WORK TO BE COMPLETED: Where does the string "text" appear in the records? Copy every line that contains it.

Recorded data
--

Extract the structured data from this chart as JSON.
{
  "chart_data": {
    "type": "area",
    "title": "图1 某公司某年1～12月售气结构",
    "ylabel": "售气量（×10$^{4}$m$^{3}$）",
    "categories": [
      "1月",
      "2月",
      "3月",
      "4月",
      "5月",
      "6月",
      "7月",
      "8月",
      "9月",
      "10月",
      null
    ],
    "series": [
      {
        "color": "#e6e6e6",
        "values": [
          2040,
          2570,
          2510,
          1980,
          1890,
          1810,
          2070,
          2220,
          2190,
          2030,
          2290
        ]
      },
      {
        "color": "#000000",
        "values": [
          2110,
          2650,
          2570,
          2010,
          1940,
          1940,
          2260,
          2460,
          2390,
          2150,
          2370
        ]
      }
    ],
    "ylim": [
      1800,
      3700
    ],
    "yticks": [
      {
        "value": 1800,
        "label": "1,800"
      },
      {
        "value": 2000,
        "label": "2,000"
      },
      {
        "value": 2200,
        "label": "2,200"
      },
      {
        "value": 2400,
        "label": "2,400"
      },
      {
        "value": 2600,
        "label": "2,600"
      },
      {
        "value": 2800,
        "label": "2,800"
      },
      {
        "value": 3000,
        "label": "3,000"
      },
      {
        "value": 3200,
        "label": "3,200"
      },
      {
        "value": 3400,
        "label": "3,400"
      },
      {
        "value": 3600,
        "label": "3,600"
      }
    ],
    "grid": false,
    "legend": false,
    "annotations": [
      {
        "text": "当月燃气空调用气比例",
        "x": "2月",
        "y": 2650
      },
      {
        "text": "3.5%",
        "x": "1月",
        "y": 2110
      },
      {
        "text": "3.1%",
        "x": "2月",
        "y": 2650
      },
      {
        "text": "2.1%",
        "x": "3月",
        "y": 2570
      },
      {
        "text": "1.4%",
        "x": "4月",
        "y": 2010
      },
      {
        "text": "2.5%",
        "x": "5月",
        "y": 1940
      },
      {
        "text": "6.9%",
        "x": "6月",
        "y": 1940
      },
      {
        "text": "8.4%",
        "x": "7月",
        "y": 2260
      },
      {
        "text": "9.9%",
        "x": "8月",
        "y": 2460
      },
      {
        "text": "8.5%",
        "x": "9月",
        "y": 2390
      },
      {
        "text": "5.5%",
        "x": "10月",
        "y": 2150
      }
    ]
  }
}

--

THE RESULT:
        "text": "当月燃气空调用气比例",
        "text": "3.5%",
        "text": "3.1%",
        "text": "2.1%",
        "text": "1.4%",
        "text": "2.5%",
        "text": "6.9%",
        "text": "8.4%",
        "text": "9.9%",
        "text": "8.5%",
        "text": "5.5%",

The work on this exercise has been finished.